> **Problem to solve**
Below are some records. Pull every line that contains the word "Accuracy".

--------------------------------------------------

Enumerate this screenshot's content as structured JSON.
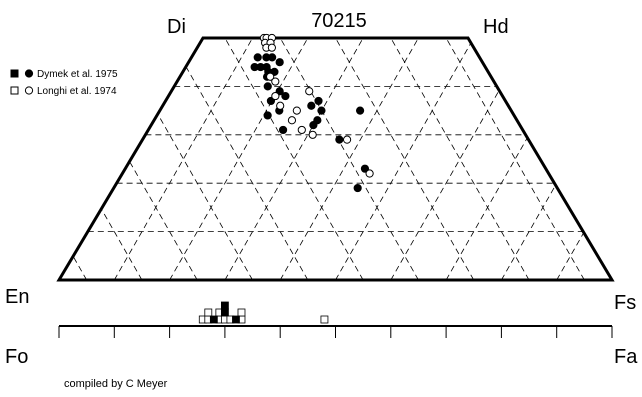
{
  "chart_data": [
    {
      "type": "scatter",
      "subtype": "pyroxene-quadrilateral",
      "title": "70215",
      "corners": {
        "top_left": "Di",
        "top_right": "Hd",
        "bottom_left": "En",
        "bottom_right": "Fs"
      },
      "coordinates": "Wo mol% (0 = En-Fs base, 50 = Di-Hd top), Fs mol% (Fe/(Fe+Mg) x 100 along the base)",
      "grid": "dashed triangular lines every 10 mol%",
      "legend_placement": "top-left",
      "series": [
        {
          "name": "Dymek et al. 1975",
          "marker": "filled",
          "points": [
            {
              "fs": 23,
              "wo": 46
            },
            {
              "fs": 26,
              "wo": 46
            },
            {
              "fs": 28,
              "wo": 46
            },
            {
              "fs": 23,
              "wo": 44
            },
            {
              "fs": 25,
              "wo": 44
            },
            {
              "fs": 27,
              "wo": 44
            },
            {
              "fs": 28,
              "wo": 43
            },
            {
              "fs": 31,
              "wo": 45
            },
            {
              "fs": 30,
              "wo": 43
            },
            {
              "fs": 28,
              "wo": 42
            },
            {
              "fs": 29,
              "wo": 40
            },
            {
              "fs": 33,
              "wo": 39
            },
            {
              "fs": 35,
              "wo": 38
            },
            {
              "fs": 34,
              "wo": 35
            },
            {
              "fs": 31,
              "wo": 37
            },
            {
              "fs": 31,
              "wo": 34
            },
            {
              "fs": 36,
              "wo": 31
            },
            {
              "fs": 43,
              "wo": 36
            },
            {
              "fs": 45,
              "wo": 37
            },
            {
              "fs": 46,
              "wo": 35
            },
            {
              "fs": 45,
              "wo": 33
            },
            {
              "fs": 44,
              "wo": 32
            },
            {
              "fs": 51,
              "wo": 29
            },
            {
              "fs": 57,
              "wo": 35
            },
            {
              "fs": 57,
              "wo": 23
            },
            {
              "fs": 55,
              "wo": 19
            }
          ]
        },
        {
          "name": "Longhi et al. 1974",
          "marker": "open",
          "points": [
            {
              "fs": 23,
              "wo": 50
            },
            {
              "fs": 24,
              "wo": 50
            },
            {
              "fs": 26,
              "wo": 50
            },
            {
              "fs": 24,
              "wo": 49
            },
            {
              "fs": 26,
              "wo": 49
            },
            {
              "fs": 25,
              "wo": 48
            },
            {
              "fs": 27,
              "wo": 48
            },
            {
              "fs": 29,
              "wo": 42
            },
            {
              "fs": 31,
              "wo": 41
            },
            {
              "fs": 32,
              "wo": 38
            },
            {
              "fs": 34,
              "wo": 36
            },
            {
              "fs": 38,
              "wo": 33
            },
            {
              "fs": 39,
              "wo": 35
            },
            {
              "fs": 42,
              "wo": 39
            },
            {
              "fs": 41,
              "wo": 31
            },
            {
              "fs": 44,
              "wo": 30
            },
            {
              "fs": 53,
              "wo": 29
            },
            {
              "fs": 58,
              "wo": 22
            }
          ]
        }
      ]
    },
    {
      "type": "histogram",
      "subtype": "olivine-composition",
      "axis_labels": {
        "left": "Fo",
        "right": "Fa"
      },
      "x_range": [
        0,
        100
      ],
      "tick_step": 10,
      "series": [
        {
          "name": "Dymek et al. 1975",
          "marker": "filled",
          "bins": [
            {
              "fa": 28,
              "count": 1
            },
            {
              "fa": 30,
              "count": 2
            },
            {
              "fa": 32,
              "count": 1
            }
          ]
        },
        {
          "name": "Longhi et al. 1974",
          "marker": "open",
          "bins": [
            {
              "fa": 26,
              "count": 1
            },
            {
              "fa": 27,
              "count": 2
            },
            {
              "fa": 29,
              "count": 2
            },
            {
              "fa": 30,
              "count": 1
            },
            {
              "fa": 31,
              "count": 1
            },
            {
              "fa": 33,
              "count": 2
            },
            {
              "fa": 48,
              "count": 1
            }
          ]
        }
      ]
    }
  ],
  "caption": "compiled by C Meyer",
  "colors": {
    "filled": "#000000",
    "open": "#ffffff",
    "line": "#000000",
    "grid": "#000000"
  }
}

--------------------------------------------------

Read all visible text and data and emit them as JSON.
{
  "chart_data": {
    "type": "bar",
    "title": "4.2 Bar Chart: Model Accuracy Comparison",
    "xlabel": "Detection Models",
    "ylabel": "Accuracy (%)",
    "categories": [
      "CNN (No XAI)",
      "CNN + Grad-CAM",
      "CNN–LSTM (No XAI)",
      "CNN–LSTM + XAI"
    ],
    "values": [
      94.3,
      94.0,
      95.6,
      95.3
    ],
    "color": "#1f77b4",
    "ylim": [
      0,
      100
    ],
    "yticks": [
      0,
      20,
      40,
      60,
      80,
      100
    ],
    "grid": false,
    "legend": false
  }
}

--------------------------------------------------

> **Task answer**
    "title": "4.2 Bar Chart: Model Accuracy Comparison",
    "ylabel": "Accuracy (%)",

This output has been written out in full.